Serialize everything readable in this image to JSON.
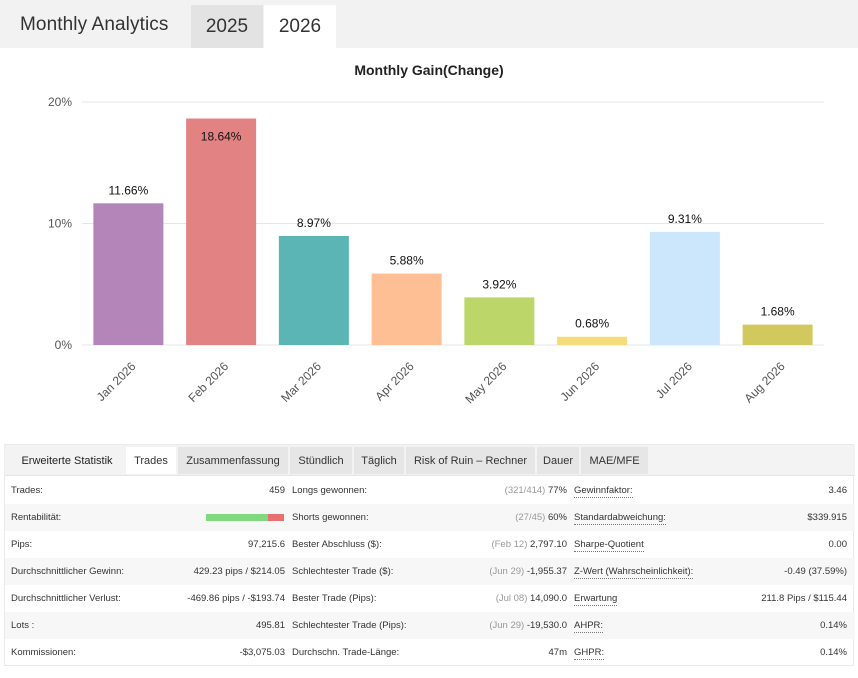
{
  "header": {
    "title": "Monthly Analytics",
    "tabs": [
      {
        "label": "2025",
        "active": false
      },
      {
        "label": "2026",
        "active": true
      }
    ]
  },
  "chart_data": {
    "type": "bar",
    "title": "Monthly Gain(Change)",
    "categories": [
      "Jan 2026",
      "Feb 2026",
      "Mar 2026",
      "Apr 2026",
      "May 2026",
      "Jun 2026",
      "Jul 2026",
      "Aug 2026"
    ],
    "values": [
      11.66,
      18.64,
      8.97,
      5.88,
      3.92,
      0.68,
      9.31,
      1.68
    ],
    "data_labels": [
      "11.66%",
      "18.64%",
      "8.97%",
      "5.88%",
      "3.92%",
      "0.68%",
      "9.31%",
      "1.68%"
    ],
    "colors": [
      "#b385b8",
      "#e38282",
      "#5bb5b5",
      "#ffbf94",
      "#bcd66a",
      "#f5dc7a",
      "#cce6fb",
      "#d2c95e"
    ],
    "yticks": [
      0,
      10,
      20
    ],
    "ytick_labels": [
      "0%",
      "10%",
      "20%"
    ],
    "ylim": [
      0,
      20
    ],
    "grid": true,
    "legend": "none",
    "xlabel": "",
    "ylabel": ""
  },
  "stats": {
    "tabs": [
      "Erweiterte Statistik",
      "Trades",
      "Zusammenfassung",
      "Stündlich",
      "Täglich",
      "Risk of Ruin – Rechner",
      "Dauer",
      "MAE/MFE"
    ],
    "active_tab": "Trades",
    "col1": [
      {
        "label": "Trades:",
        "value": "459"
      },
      {
        "label": "Rentabilität:",
        "value": ""
      },
      {
        "label": "Pips:",
        "value": "97,215.6"
      },
      {
        "label": "Durchschnittlicher Gewinn:",
        "value": "429.23 pips / $214.05"
      },
      {
        "label": "Durchschnittlicher Verlust:",
        "value": "-469.86 pips / -$193.74"
      },
      {
        "label": "Lots :",
        "value": "495.81"
      },
      {
        "label": "Kommissionen:",
        "value": "-$3,075.03"
      }
    ],
    "profitability": {
      "win_fraction": 0.79,
      "win_color": "#7fd97f",
      "loss_color": "#e87070"
    },
    "col2": [
      {
        "label": "Longs gewonnen:",
        "note": "(321/414)",
        "value": "77%"
      },
      {
        "label": "Shorts gewonnen:",
        "note": "(27/45)",
        "value": "60%"
      },
      {
        "label": "Bester Abschluss ($):",
        "note": "(Feb 12)",
        "value": "2,797.10"
      },
      {
        "label": "Schlechtester Trade ($):",
        "note": "(Jun 29)",
        "value": "-1,955.37"
      },
      {
        "label": "Bester Trade (Pips):",
        "note": "(Jul 08)",
        "value": "14,090.0"
      },
      {
        "label": "Schlechtester Trade (Pips):",
        "note": "(Jun 29)",
        "value": "-19,530.0"
      },
      {
        "label": "Durchschn. Trade-Länge:",
        "note": "",
        "value": "47m"
      }
    ],
    "col3": [
      {
        "label": "Gewinnfaktor:",
        "value": "3.46"
      },
      {
        "label": "Standardabweichung:",
        "value": "$339.915"
      },
      {
        "label": "Sharpe-Quotient",
        "value": "0.00"
      },
      {
        "label": "Z-Wert (Wahrscheinlichkeit):",
        "value": "-0.49 (37.59%)"
      },
      {
        "label": "Erwartung",
        "value": "211.8 Pips / $115.44"
      },
      {
        "label": "AHPR:",
        "value": "0.14%"
      },
      {
        "label": "GHPR:",
        "value": "0.14%"
      }
    ]
  }
}
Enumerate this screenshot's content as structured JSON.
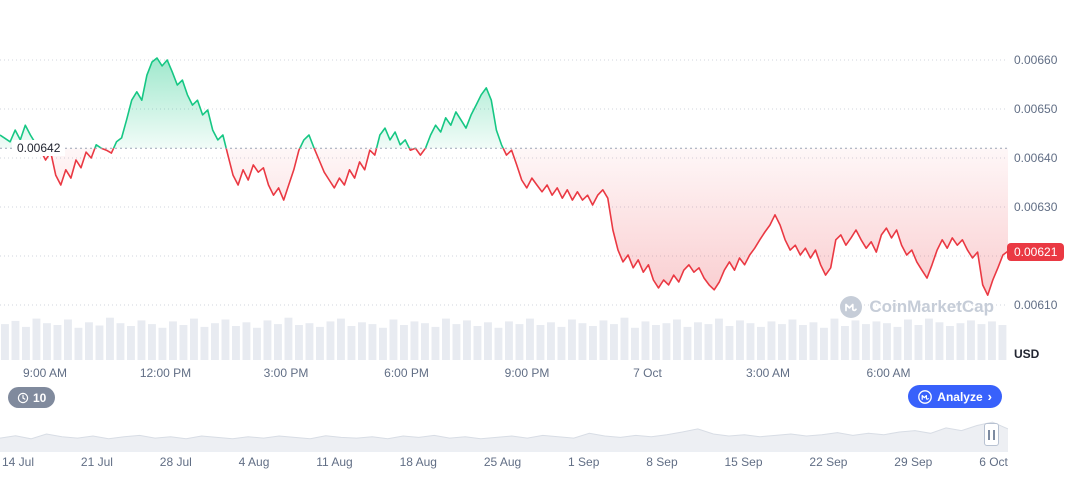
{
  "chart_data": {
    "type": "line",
    "title": "",
    "baseline": {
      "value": 0.00642,
      "label": "0.00642"
    },
    "current_price": {
      "value": 0.00621,
      "label": "0.00621"
    },
    "y_axis": {
      "unit_label": "USD",
      "ticks": [
        {
          "value": 0.0066,
          "label": "0.00660"
        },
        {
          "value": 0.0065,
          "label": "0.00650"
        },
        {
          "value": 0.0064,
          "label": "0.00640"
        },
        {
          "value": 0.0063,
          "label": "0.00630"
        },
        {
          "value": 0.0062,
          "label": ""
        },
        {
          "value": 0.0061,
          "label": "0.00610"
        }
      ]
    },
    "x_axis": {
      "tick_labels": [
        "9:00 AM",
        "12:00 PM",
        "3:00 PM",
        "6:00 PM",
        "9:00 PM",
        "7 Oct",
        "3:00 AM",
        "6:00 AM"
      ]
    },
    "series": [
      {
        "name": "price",
        "values": [
          0.006447,
          0.00644,
          0.006433,
          0.006457,
          0.006437,
          0.006467,
          0.006447,
          0.00643,
          0.006416,
          0.006396,
          0.006412,
          0.006365,
          0.006345,
          0.006376,
          0.006359,
          0.006396,
          0.00638,
          0.006412,
          0.0064,
          0.006427,
          0.00642,
          0.006416,
          0.00641,
          0.006433,
          0.006441,
          0.006478,
          0.006518,
          0.006535,
          0.006518,
          0.006569,
          0.006596,
          0.006604,
          0.006588,
          0.0066,
          0.006576,
          0.006549,
          0.006559,
          0.006529,
          0.006508,
          0.006518,
          0.006488,
          0.006498,
          0.006457,
          0.006437,
          0.006447,
          0.006406,
          0.006365,
          0.006345,
          0.006376,
          0.006355,
          0.006386,
          0.006371,
          0.00638,
          0.006345,
          0.006324,
          0.006339,
          0.006314,
          0.006345,
          0.006376,
          0.006416,
          0.006437,
          0.006447,
          0.00642,
          0.006396,
          0.006371,
          0.006355,
          0.006339,
          0.006359,
          0.006345,
          0.006376,
          0.006359,
          0.006392,
          0.006376,
          0.006416,
          0.006406,
          0.006447,
          0.006461,
          0.006437,
          0.006453,
          0.006427,
          0.006437,
          0.006416,
          0.00642,
          0.006406,
          0.00642,
          0.006447,
          0.006467,
          0.006453,
          0.006482,
          0.006467,
          0.006494,
          0.006478,
          0.006461,
          0.006488,
          0.006508,
          0.006529,
          0.006543,
          0.006518,
          0.006457,
          0.006427,
          0.006406,
          0.006416,
          0.006386,
          0.006355,
          0.006339,
          0.006359,
          0.006345,
          0.006331,
          0.006345,
          0.006324,
          0.006339,
          0.006318,
          0.006335,
          0.006314,
          0.006331,
          0.006314,
          0.006324,
          0.006304,
          0.006324,
          0.006335,
          0.006318,
          0.006253,
          0.006212,
          0.006188,
          0.006202,
          0.006176,
          0.006192,
          0.006167,
          0.006182,
          0.006151,
          0.006135,
          0.006151,
          0.006141,
          0.006161,
          0.006147,
          0.006171,
          0.006182,
          0.006167,
          0.006176,
          0.006155,
          0.006141,
          0.006131,
          0.006147,
          0.006171,
          0.006188,
          0.006171,
          0.006196,
          0.006182,
          0.006202,
          0.006216,
          0.006233,
          0.006249,
          0.006263,
          0.006284,
          0.006263,
          0.006233,
          0.006212,
          0.006222,
          0.006202,
          0.006216,
          0.006196,
          0.006212,
          0.006182,
          0.006161,
          0.006176,
          0.006233,
          0.006243,
          0.006222,
          0.006237,
          0.006253,
          0.006233,
          0.006216,
          0.006229,
          0.006208,
          0.006243,
          0.006257,
          0.006237,
          0.006253,
          0.006222,
          0.006202,
          0.006212,
          0.006188,
          0.006171,
          0.006155,
          0.006182,
          0.006212,
          0.006233,
          0.006216,
          0.006237,
          0.006222,
          0.006233,
          0.006212,
          0.006196,
          0.006208,
          0.006141,
          0.00612,
          0.006151,
          0.006176,
          0.006202,
          0.00621
        ]
      }
    ],
    "volume": {
      "values": [
        0.78,
        0.85,
        0.72,
        0.9,
        0.8,
        0.76,
        0.88,
        0.7,
        0.82,
        0.75,
        0.92,
        0.8,
        0.74,
        0.86,
        0.78,
        0.7,
        0.84,
        0.76,
        0.9,
        0.72,
        0.8,
        0.88,
        0.74,
        0.82,
        0.7,
        0.86,
        0.78,
        0.92,
        0.76,
        0.8,
        0.72,
        0.84,
        0.9,
        0.74,
        0.82,
        0.78,
        0.7,
        0.88,
        0.76,
        0.84,
        0.8,
        0.72,
        0.9,
        0.78,
        0.86,
        0.74,
        0.82,
        0.7,
        0.84,
        0.78,
        0.9,
        0.76,
        0.82,
        0.72,
        0.88,
        0.8,
        0.74,
        0.86,
        0.78,
        0.92,
        0.7,
        0.84,
        0.76,
        0.8,
        0.88,
        0.72,
        0.82,
        0.78,
        0.9,
        0.74,
        0.86,
        0.8,
        0.72,
        0.84,
        0.78,
        0.88,
        0.76,
        0.82,
        0.7,
        0.9,
        0.74,
        0.86,
        0.78,
        0.84,
        0.8,
        0.72,
        0.88,
        0.76,
        0.9,
        0.82,
        0.74,
        0.8,
        0.86,
        0.78,
        0.84,
        0.76
      ]
    },
    "colors": {
      "up": "#16c784",
      "down": "#ea3943",
      "badge_bg": "#ea3943",
      "analyze_bg": "#3861fb",
      "axis_text": "#616e85",
      "volume_bar": "#e8ebf1",
      "navigator_fill": "#edeff3",
      "watermark": "#c6cdd8"
    }
  },
  "watermark": {
    "text": "CoinMarketCap"
  },
  "toolbar": {
    "history_count": "10",
    "analyze_label": "Analyze",
    "analyze_chevron": "›"
  },
  "navigator": {
    "dates": [
      "14 Jul",
      "21 Jul",
      "28 Jul",
      "4 Aug",
      "11 Aug",
      "18 Aug",
      "25 Aug",
      "1 Sep",
      "8 Sep",
      "15 Sep",
      "22 Sep",
      "29 Sep",
      "6 Oct"
    ],
    "values": [
      0.38,
      0.45,
      0.36,
      0.5,
      0.42,
      0.38,
      0.44,
      0.36,
      0.42,
      0.46,
      0.38,
      0.42,
      0.36,
      0.44,
      0.4,
      0.36,
      0.42,
      0.38,
      0.44,
      0.4,
      0.36,
      0.45,
      0.4,
      0.38,
      0.42,
      0.36,
      0.44,
      0.4,
      0.46,
      0.38,
      0.42,
      0.36,
      0.4,
      0.44,
      0.38,
      0.46,
      0.42,
      0.38,
      0.52,
      0.44,
      0.4,
      0.46,
      0.42,
      0.48,
      0.56,
      0.65,
      0.5,
      0.44,
      0.48,
      0.42,
      0.46,
      0.5,
      0.44,
      0.48,
      0.54,
      0.46,
      0.52,
      0.48,
      0.56,
      0.6,
      0.52,
      0.68,
      0.6,
      0.75,
      0.85,
      0.65
    ]
  }
}
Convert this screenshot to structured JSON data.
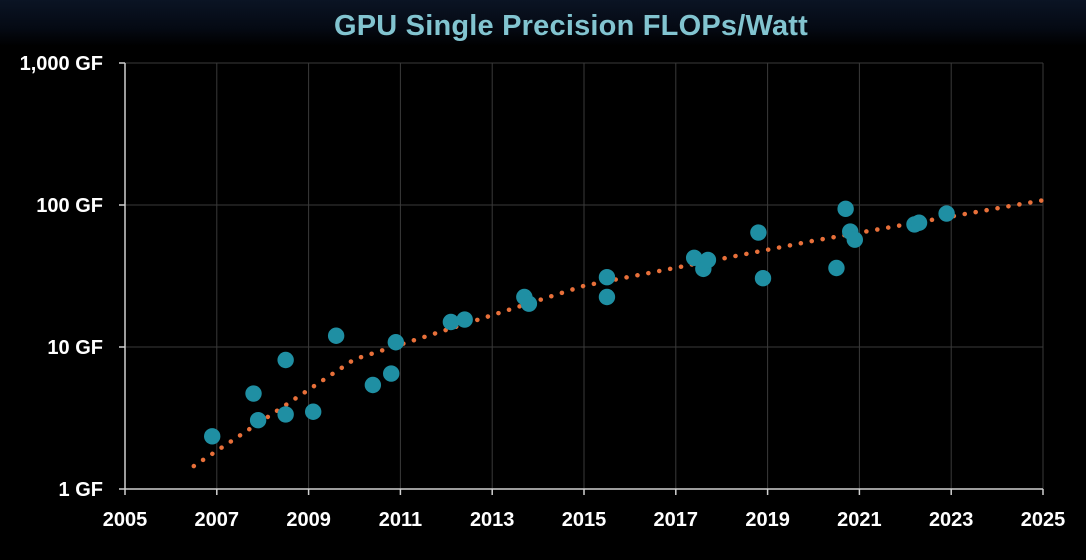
_ _ _
(Your goal)
Write down every line of the data above that includes the string "JSON".

(The output)
Serialize everything readable in this image to JSON.
Enumerate this screenshot's content as structured JSON.
Convert this screenshot to structured JSON data.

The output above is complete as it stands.